■ **Given task 1**
Give back the part of the Seeds of Life text between "Dr Harry Nesbitt, Adjunct" and "on foreign expertise.", inclusive, with "legacy" changed to "heritage".

■ **Source text**
***

Dr Harry Nesbitt, Adjunct Professor at the University of Western Australia and Project Director for Seeds of Life, described the wide-ranging benefits of the project.
‘From an increase in human capacity to improved scientific infrastructure and increased agricultural production by farmers, the Seeds of Life legacy is everywhere. I’m happy to see how much Seeds of Life continues to help people.
‘Importantly, the agronomic research, seed multiplication and distribution system [that were developed are] sustainable, ensuring the legacy of the program lives on.’
ACIAR recognised the need to improve our staple crop production and designed a research program to help identify those crop varieties … One of the reasons for the widespread success of Seeds of Life is its commitment to educating our agricultural scientists so that we are not dependent on foreign expertise.
Timor-Leste President (2008–2012)
Partners in Research for Development
30th Anniversary edition 2012
Genuine collaboration with farmers
Through thousands of on-farm trials, new varieties of the crops were developed, which were adapted to Timor-Leste’s different production environments. Over the 16 years of the project, 19 improved varieties were released, and certified seed was provided to more than 65,000 farming families.
A significant legacy of the program was the establishment of a national seed-production system, which eliminated Timor-Leste’s longstanding dependency on imported seed. The seed-production system comprised both commercial and community-based seed producers, giving Timor-Leste the capacity to produce quality seed in response to farmer demands.

***

■ **Data for this task**

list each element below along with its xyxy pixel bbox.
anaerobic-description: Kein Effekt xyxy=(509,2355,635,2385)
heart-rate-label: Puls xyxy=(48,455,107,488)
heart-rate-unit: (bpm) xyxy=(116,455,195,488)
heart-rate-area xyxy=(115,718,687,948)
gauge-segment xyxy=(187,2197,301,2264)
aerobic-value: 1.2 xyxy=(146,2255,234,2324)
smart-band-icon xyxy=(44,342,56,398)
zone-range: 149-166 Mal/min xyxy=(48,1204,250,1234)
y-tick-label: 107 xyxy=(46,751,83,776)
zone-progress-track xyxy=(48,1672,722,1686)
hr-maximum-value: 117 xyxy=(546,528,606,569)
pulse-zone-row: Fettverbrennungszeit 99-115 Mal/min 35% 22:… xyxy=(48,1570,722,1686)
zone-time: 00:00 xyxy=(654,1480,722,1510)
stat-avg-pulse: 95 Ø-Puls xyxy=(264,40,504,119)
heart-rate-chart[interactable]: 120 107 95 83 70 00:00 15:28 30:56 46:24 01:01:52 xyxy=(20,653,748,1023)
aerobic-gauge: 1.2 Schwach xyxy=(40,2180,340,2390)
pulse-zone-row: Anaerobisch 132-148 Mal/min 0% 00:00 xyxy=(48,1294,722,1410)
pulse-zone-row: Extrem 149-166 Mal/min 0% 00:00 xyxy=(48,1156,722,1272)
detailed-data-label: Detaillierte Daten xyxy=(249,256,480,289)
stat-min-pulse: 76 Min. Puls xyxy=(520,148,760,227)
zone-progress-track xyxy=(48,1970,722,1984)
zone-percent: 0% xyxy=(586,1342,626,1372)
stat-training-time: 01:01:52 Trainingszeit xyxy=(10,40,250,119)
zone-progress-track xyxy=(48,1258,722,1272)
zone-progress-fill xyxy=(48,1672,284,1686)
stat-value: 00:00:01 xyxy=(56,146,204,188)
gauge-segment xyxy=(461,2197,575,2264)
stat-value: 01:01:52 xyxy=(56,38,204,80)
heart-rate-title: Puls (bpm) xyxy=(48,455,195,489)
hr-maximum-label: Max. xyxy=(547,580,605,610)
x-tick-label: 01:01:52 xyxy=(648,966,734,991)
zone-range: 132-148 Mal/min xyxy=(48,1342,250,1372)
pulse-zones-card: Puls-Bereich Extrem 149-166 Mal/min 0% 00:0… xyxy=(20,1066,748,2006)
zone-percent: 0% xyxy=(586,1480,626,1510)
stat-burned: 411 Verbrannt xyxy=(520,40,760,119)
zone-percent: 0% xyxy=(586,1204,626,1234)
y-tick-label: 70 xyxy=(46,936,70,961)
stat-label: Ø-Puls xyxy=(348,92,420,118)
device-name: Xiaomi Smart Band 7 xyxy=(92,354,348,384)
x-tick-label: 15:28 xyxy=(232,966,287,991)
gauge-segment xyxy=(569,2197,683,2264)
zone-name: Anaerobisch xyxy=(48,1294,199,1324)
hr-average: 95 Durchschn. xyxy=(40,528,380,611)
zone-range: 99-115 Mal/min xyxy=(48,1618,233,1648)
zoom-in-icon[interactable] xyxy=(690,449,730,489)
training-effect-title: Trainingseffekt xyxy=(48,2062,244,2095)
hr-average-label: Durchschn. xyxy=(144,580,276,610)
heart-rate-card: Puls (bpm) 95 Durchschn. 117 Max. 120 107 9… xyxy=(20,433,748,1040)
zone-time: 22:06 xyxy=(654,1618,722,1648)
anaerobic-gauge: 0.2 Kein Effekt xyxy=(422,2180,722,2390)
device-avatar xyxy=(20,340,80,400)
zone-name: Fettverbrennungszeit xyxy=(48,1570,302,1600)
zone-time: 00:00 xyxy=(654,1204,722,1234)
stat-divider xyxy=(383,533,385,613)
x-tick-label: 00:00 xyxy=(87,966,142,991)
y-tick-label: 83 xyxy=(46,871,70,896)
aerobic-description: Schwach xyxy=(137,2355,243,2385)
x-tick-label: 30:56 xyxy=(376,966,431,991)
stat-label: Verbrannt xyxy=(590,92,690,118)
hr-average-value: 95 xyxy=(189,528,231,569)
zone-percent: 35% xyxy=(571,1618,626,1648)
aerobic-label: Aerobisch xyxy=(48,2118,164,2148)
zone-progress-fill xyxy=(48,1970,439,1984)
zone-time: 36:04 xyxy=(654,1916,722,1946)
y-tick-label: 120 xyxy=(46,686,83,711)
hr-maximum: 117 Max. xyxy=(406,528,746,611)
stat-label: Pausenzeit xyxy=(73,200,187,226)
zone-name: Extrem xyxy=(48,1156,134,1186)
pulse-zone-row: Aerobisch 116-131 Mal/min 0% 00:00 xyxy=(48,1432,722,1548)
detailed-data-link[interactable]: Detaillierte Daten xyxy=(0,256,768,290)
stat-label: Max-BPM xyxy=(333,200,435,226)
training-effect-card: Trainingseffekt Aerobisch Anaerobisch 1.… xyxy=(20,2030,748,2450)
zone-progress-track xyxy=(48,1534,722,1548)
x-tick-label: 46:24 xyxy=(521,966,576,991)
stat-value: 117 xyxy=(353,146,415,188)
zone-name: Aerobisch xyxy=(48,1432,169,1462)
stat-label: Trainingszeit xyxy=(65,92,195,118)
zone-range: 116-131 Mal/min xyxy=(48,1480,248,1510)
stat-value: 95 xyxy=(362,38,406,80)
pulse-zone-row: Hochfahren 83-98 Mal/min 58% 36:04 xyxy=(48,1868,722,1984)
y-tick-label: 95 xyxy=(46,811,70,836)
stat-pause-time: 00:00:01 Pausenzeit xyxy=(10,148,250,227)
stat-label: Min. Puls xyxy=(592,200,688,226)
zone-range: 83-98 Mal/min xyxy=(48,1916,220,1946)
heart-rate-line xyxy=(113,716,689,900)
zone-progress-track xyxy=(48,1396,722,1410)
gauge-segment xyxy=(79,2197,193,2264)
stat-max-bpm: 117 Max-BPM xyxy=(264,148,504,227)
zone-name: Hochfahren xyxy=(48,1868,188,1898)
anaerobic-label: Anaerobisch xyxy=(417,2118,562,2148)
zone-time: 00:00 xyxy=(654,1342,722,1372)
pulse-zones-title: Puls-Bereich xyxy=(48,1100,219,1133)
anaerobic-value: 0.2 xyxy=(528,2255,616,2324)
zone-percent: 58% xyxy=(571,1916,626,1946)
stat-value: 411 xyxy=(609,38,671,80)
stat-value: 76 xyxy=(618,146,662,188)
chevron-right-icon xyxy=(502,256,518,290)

***

■ **Given task 2**
Copy every line of the records that holds the string "heart". Case counts.

■ **Correct output 1**
Dr Harry Nesbitt, Adjunct Professor at the University of Western Australia and Project Director for Seeds of Life, described the wide-ranging benefits of the project.
‘From an increase in human capacity to improved scientific infrastructure and increased agricultural production by farmers, the Seeds of Life heritage is everywhere. I’m happy to see how much Seeds of Life continues to help people.
‘Importantly, the agronomic research, seed multiplication and distribution system [that were developed are] sustainable, ensuring the heritage of the program lives on.’
ACIAR recognised the need to improve our staple crop production and designed a research program to help identify those crop varieties … One of the reasons for the widespread success of Seeds of Life is its commitment to educating our agricultural scientists so that we are not dependent on foreign expertise.

■ **Correct output 2**
heart-rate-label: Puls xyxy=(48,455,107,488)
heart-rate-unit: (bpm) xyxy=(116,455,195,488)
heart-rate-area xyxy=(115,718,687,948)
heart-rate-chart[interactable]: 120 107 95 83 70 00:00 15:28 30:56 46:24 01:01:52 xyxy=(20,653,748,1023)
heart-rate-title: Puls (bpm) xyxy=(48,455,195,489)
heart-rate-card: Puls (bpm) 95 Durchschn. 117 Max. 120 107 9… xyxy=(20,433,748,1040)
heart-rate-line xyxy=(113,716,689,900)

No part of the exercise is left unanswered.